• _AIM OF THE EXERCISE_:
Each line that holds the word "dekorációs" counts once. Give the total number of such lines and nothing else.

#### PROVIDED RECORDS ####

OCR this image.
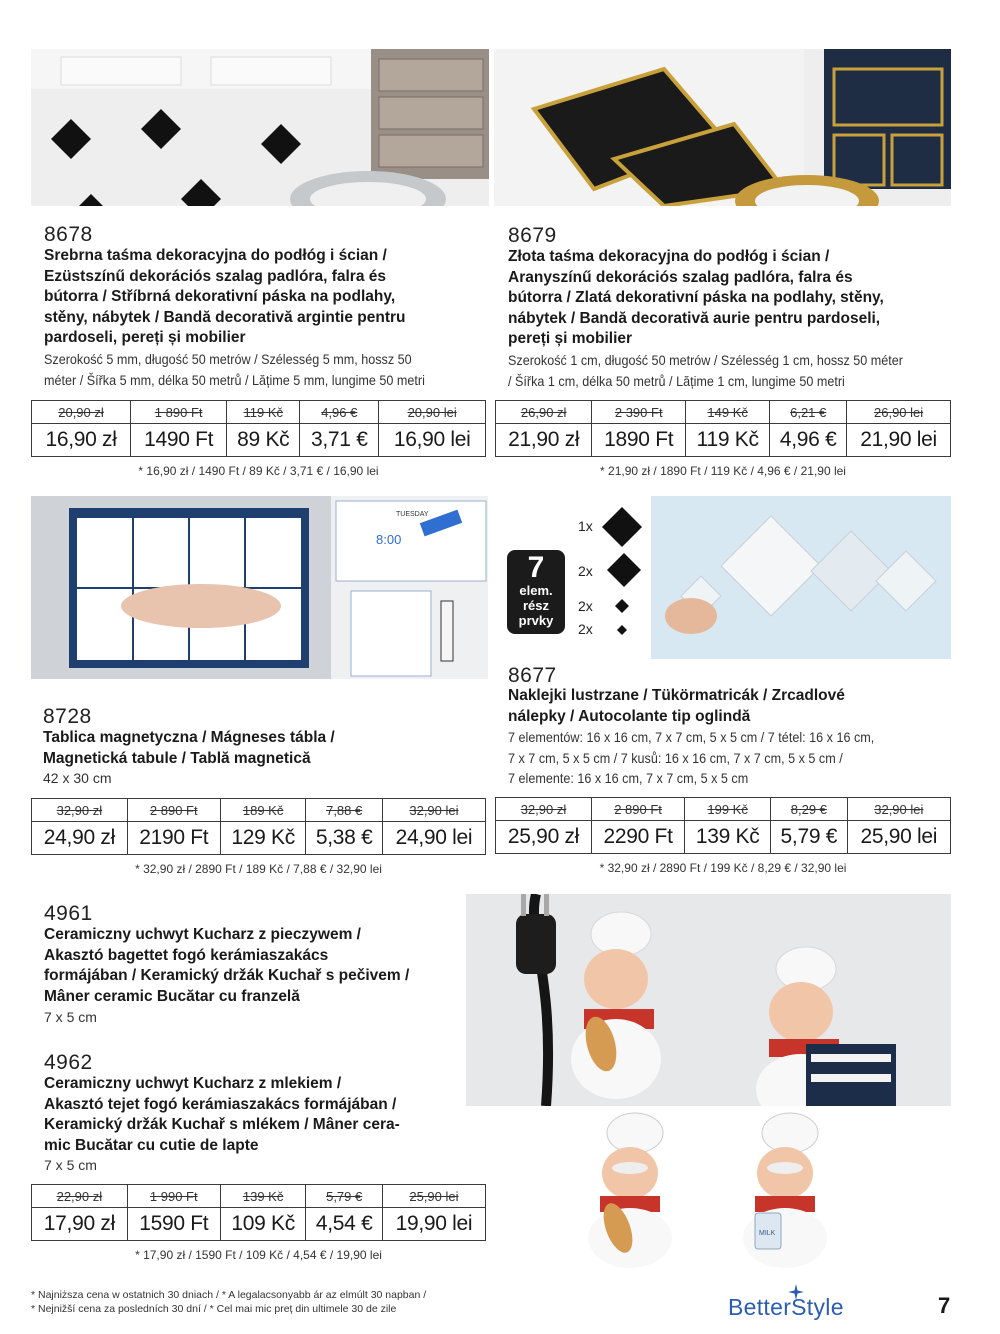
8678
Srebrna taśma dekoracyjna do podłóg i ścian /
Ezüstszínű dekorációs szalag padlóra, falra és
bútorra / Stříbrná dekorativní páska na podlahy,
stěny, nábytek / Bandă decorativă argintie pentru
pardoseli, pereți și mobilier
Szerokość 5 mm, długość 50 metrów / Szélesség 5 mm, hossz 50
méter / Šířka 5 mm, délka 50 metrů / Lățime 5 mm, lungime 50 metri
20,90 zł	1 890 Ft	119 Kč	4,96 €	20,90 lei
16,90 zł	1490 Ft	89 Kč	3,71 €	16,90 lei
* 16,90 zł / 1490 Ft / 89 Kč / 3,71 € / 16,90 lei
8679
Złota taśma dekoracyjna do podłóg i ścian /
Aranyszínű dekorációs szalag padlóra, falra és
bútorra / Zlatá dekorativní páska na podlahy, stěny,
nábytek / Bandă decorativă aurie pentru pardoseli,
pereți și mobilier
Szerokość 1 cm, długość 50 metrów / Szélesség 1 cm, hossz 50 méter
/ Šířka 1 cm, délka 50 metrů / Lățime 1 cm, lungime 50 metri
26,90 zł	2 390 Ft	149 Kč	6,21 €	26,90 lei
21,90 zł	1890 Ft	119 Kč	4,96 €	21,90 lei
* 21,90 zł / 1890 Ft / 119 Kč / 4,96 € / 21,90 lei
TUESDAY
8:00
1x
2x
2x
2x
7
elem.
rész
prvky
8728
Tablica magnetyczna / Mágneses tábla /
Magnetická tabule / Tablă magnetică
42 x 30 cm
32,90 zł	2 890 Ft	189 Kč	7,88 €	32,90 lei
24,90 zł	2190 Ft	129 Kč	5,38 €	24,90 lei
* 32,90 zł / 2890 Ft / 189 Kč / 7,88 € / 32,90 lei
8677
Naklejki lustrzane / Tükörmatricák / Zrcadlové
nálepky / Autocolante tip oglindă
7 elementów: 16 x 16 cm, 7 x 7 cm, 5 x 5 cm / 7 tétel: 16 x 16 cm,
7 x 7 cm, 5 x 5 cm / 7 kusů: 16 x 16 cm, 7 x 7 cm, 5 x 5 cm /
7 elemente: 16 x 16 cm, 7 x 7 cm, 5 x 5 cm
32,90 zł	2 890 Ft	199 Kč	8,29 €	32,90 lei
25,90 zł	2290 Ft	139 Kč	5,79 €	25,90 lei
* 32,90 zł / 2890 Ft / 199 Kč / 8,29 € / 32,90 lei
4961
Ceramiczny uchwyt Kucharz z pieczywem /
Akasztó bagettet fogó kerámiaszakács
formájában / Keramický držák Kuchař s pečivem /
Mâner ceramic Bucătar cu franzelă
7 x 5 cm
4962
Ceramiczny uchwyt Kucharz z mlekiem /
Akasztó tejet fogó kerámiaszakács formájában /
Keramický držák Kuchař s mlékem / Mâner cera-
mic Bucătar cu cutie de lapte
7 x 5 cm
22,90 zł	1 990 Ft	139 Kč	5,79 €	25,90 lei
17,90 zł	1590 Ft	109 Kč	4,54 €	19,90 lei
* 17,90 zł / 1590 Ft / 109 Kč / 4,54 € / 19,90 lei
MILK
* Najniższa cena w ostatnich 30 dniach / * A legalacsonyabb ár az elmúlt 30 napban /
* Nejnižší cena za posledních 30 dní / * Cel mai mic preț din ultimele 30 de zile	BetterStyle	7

####
#### PROVIDED RECORDS ####

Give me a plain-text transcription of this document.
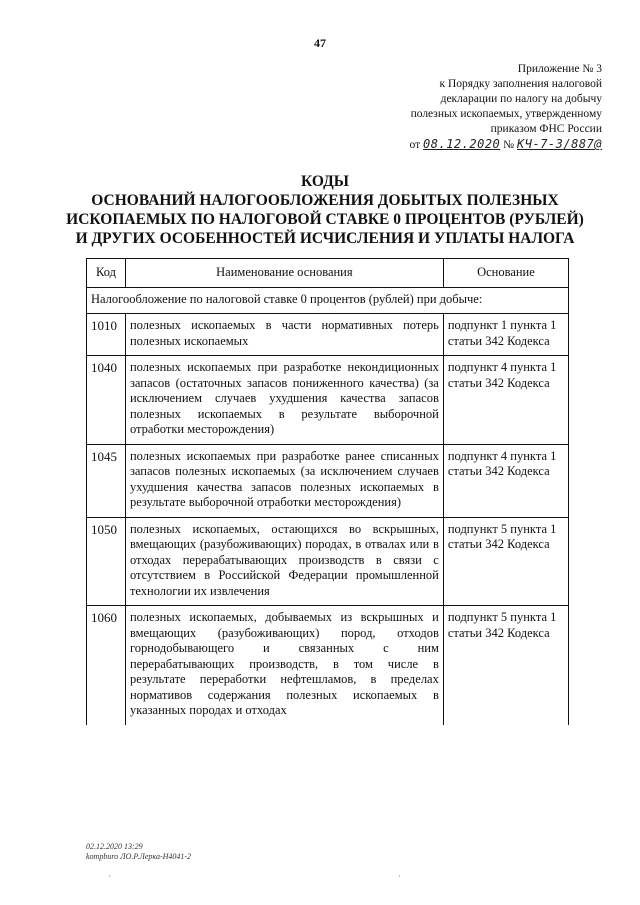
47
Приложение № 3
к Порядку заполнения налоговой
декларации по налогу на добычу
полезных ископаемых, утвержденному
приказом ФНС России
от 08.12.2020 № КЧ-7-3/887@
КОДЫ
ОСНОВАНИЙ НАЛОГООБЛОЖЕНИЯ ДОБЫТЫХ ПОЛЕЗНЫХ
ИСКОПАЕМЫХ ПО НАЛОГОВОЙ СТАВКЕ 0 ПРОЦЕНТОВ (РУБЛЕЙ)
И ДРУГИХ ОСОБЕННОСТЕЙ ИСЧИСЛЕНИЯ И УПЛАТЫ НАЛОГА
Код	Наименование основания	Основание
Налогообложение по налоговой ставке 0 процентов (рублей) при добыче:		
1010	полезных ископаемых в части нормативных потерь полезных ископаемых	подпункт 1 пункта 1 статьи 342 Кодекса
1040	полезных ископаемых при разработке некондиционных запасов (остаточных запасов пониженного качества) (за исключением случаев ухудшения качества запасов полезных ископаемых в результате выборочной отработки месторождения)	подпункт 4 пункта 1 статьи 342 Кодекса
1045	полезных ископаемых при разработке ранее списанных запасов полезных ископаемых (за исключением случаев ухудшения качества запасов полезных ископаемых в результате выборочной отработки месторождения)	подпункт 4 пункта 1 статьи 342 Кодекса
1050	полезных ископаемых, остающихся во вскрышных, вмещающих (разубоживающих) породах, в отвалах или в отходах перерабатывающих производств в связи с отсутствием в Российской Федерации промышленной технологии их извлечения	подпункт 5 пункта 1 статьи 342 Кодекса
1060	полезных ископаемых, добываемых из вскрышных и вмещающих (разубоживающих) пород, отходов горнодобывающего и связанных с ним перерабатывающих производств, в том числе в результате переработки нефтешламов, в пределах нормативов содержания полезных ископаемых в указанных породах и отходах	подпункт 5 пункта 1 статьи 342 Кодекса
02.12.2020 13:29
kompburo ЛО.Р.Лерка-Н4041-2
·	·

####

• _SOLVED PROBLEM_:
2